Supplied material »

:::::

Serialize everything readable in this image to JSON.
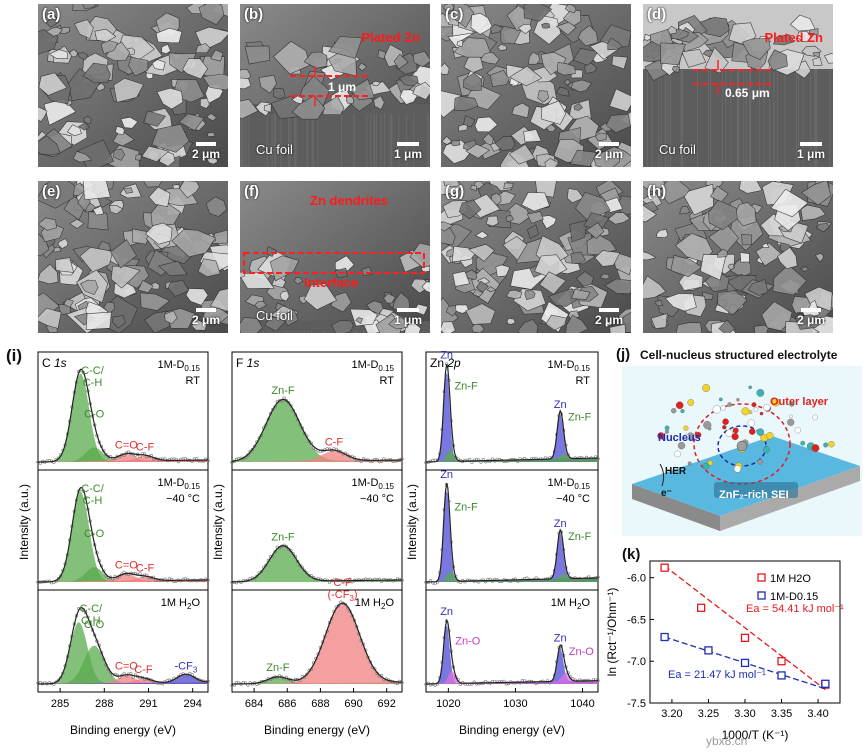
{
  "sem_panels": [
    {
      "label": "(a)",
      "scale": "2 μm"
    },
    {
      "label": "(b)",
      "scale": "1 μm",
      "title": "Plated Zn",
      "thickness": "1 μm",
      "substrate": "Cu foil"
    },
    {
      "label": "(c)",
      "scale": "2 μm"
    },
    {
      "label": "(d)",
      "scale": "1 μm",
      "title": "Plated Zn",
      "thickness": "0.65 μm",
      "substrate": "Cu foil"
    },
    {
      "label": "(e)",
      "scale": "2 μm"
    },
    {
      "label": "(f)",
      "scale": "1 μm",
      "title": "Zn dendrites",
      "interface": "Interface",
      "substrate": "Cu foil"
    },
    {
      "label": "(g)",
      "scale": "2 μm"
    },
    {
      "label": "(h)",
      "scale": "2 μm"
    }
  ],
  "xps": {
    "panel_label": "(i)",
    "y_axis_label": "Intensity (a.u.)",
    "x_axis_label": "Binding energy (eV)",
    "columns": [
      {
        "element": "C 1s",
        "ticks": [
          "285",
          "288",
          "291",
          "294"
        ],
        "rows": [
          {
            "sample": "1M-D0.15",
            "condition": "RT",
            "peaks": [
              "C-C/\nC-H",
              "C-O",
              "C=O",
              "C-F"
            ]
          },
          {
            "sample": "1M-D0.15",
            "condition": "−40 °C",
            "peaks": [
              "C-C/\nC-H",
              "C-O",
              "C=O",
              "C-F"
            ]
          },
          {
            "sample": "1M H2O",
            "condition": "",
            "peaks": [
              "C-C/\nC-H",
              "C-O",
              "C=O",
              "C-F",
              "-CF3"
            ]
          }
        ]
      },
      {
        "element": "F 1s",
        "ticks": [
          "684",
          "686",
          "688",
          "690",
          "692"
        ],
        "rows": [
          {
            "sample": "1M-D0.15",
            "condition": "RT",
            "peaks": [
              "Zn-F",
              "C-F"
            ]
          },
          {
            "sample": "1M-D0.15",
            "condition": "−40 °C",
            "peaks": [
              "Zn-F"
            ]
          },
          {
            "sample": "1M H2O",
            "condition": "",
            "peaks": [
              "Zn-F",
              "C-F\n(-CF3)"
            ]
          }
        ]
      },
      {
        "element": "Zn 2p",
        "ticks": [
          "1020",
          "1030",
          "1040"
        ],
        "rows": [
          {
            "sample": "1M-D0.15",
            "condition": "RT",
            "peaks": [
              "Zn",
              "Zn-F",
              "Zn",
              "Zn-F"
            ]
          },
          {
            "sample": "1M-D0.15",
            "condition": "−40 °C",
            "peaks": [
              "Zn",
              "Zn-F",
              "Zn",
              "Zn-F"
            ]
          },
          {
            "sample": "1M H2O",
            "condition": "",
            "peaks": [
              "Zn",
              "Zn-O",
              "Zn",
              "Zn-O"
            ]
          }
        ]
      }
    ]
  },
  "schematic": {
    "panel_label": "(j)",
    "title": "Cell-nucleus structured electrolyte",
    "outer_layer": "Outer layer",
    "nucleus": "Nucleus",
    "her": "HER",
    "electron": "e⁻",
    "sei": "ZnF₂-rich SEI"
  },
  "chart_data": {
    "type": "scatter",
    "panel_label": "(k)",
    "xlabel": "1000/T (K⁻¹)",
    "ylabel": "ln (Rct⁻¹/Ohm⁻¹)",
    "xlim": [
      3.17,
      3.43
    ],
    "ylim": [
      -7.5,
      -5.8
    ],
    "xticks": [
      3.2,
      3.25,
      3.3,
      3.35,
      3.4
    ],
    "yticks": [
      -6.0,
      -6.5,
      -7.0,
      -7.5
    ],
    "xtick_labels": [
      "3.20",
      "3.25",
      "3.30",
      "3.35",
      "3.40"
    ],
    "ytick_labels": [
      "-6.0",
      "-6.5",
      "-7.0",
      "-7.5"
    ],
    "series": [
      {
        "name": "1M H2O",
        "color": "#e31a1c",
        "x": [
          3.19,
          3.24,
          3.3,
          3.35,
          3.41
        ],
        "y": [
          -5.88,
          -6.36,
          -6.72,
          -7.0,
          -7.28
        ],
        "fit": [
          [
            3.19,
            -5.86
          ],
          [
            3.41,
            -7.34
          ]
        ],
        "ea_label": "Ea = 54.41 kJ mol⁻¹"
      },
      {
        "name": "1M-D0.15",
        "color": "#1f2fb4",
        "x": [
          3.19,
          3.25,
          3.3,
          3.35,
          3.41
        ],
        "y": [
          -6.71,
          -6.87,
          -7.02,
          -7.17,
          -7.27
        ],
        "fit": [
          [
            3.19,
            -6.71
          ],
          [
            3.41,
            -7.33
          ]
        ],
        "ea_label": "Ea = 21.47 kJ mol⁻¹"
      }
    ]
  },
  "watermark": "ybx8.cn",
  "colors": {
    "green_peak": "#5aab4e",
    "red_peak": "#f08080",
    "blue_peak": "#4b4bd6",
    "magenta_peak": "#e070e0",
    "peak_text_green": "#3a8a2a",
    "peak_text_red": "#e03030",
    "peak_text_blue": "#3030c0"
  }
}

:::::

Stated problem »
Every entry above is to be set down exactly; the pictures are to be left out.

Solution for this task »
Serialize everything readable in this image to JSON.
{
  "sem_panels": [
    {
      "label": "(a)",
      "scale": "2 μm"
    },
    {
      "label": "(b)",
      "scale": "1 μm",
      "title": "Plated Zn",
      "thickness": "1 μm",
      "substrate": "Cu foil"
    },
    {
      "label": "(c)",
      "scale": "2 μm"
    },
    {
      "label": "(d)",
      "scale": "1 μm",
      "title": "Plated Zn",
      "thickness": "0.65 μm",
      "substrate": "Cu foil"
    },
    {
      "label": "(e)",
      "scale": "2 μm"
    },
    {
      "label": "(f)",
      "scale": "1 μm",
      "title": "Zn dendrites",
      "interface": "Interface",
      "substrate": "Cu foil"
    },
    {
      "label": "(g)",
      "scale": "2 μm"
    },
    {
      "label": "(h)",
      "scale": "2 μm"
    }
  ],
  "xps": {
    "panel_label": "(i)",
    "y_axis_label": "Intensity (a.u.)",
    "x_axis_label": "Binding energy (eV)",
    "columns": [
      {
        "element": "C 1s",
        "ticks": [
          "285",
          "288",
          "291",
          "294"
        ],
        "rows": [
          {
            "sample": "1M-D0.15",
            "condition": "RT",
            "peaks": [
              "C-C/\nC-H",
              "C-O",
              "C=O",
              "C-F"
            ]
          },
          {
            "sample": "1M-D0.15",
            "condition": "−40 °C",
            "peaks": [
              "C-C/\nC-H",
              "C-O",
              "C=O",
              "C-F"
            ]
          },
          {
            "sample": "1M H2O",
            "condition": "",
            "peaks": [
              "C-C/\nC-H",
              "C-O",
              "C=O",
              "C-F",
              "-CF3"
            ]
          }
        ]
      },
      {
        "element": "F 1s",
        "ticks": [
          "684",
          "686",
          "688",
          "690",
          "692"
        ],
        "rows": [
          {
            "sample": "1M-D0.15",
            "condition": "RT",
            "peaks": [
              "Zn-F",
              "C-F"
            ]
          },
          {
            "sample": "1M-D0.15",
            "condition": "−40 °C",
            "peaks": [
              "Zn-F"
            ]
          },
          {
            "sample": "1M H2O",
            "condition": "",
            "peaks": [
              "Zn-F",
              "C-F\n(-CF3)"
            ]
          }
        ]
      },
      {
        "element": "Zn 2p",
        "ticks": [
          "1020",
          "1030",
          "1040"
        ],
        "rows": [
          {
            "sample": "1M-D0.15",
            "condition": "RT",
            "peaks": [
              "Zn",
              "Zn-F",
              "Zn",
              "Zn-F"
            ]
          },
          {
            "sample": "1M-D0.15",
            "condition": "−40 °C",
            "peaks": [
              "Zn",
              "Zn-F",
              "Zn",
              "Zn-F"
            ]
          },
          {
            "sample": "1M H2O",
            "condition": "",
            "peaks": [
              "Zn",
              "Zn-O",
              "Zn",
              "Zn-O"
            ]
          }
        ]
      }
    ]
  },
  "schematic": {
    "panel_label": "(j)",
    "title": "Cell-nucleus structured electrolyte",
    "outer_layer": "Outer layer",
    "nucleus": "Nucleus",
    "her": "HER",
    "electron": "e⁻",
    "sei": "ZnF₂-rich SEI"
  },
  "chart_data": {
    "type": "scatter",
    "panel_label": "(k)",
    "xlabel": "1000/T (K⁻¹)",
    "ylabel": "ln (Rct⁻¹/Ohm⁻¹)",
    "xlim": [
      3.17,
      3.43
    ],
    "ylim": [
      -7.5,
      -5.8
    ],
    "xticks": [
      3.2,
      3.25,
      3.3,
      3.35,
      3.4
    ],
    "yticks": [
      -6.0,
      -6.5,
      -7.0,
      -7.5
    ],
    "xtick_labels": [
      "3.20",
      "3.25",
      "3.30",
      "3.35",
      "3.40"
    ],
    "ytick_labels": [
      "-6.0",
      "-6.5",
      "-7.0",
      "-7.5"
    ],
    "series": [
      {
        "name": "1M H2O",
        "color": "#e31a1c",
        "x": [
          3.19,
          3.24,
          3.3,
          3.35,
          3.41
        ],
        "y": [
          -5.88,
          -6.36,
          -6.72,
          -7.0,
          -7.28
        ],
        "fit": [
          [
            3.19,
            -5.86
          ],
          [
            3.41,
            -7.34
          ]
        ],
        "ea_label": "Ea = 54.41 kJ mol⁻¹"
      },
      {
        "name": "1M-D0.15",
        "color": "#1f2fb4",
        "x": [
          3.19,
          3.25,
          3.3,
          3.35,
          3.41
        ],
        "y": [
          -6.71,
          -6.87,
          -7.02,
          -7.17,
          -7.27
        ],
        "fit": [
          [
            3.19,
            -6.71
          ],
          [
            3.41,
            -7.33
          ]
        ],
        "ea_label": "Ea = 21.47 kJ mol⁻¹"
      }
    ]
  },
  "watermark": "ybx8.cn",
  "colors": {
    "green_peak": "#5aab4e",
    "red_peak": "#f08080",
    "blue_peak": "#4b4bd6",
    "magenta_peak": "#e070e0",
    "peak_text_green": "#3a8a2a",
    "peak_text_red": "#e03030",
    "peak_text_blue": "#3030c0"
  }
}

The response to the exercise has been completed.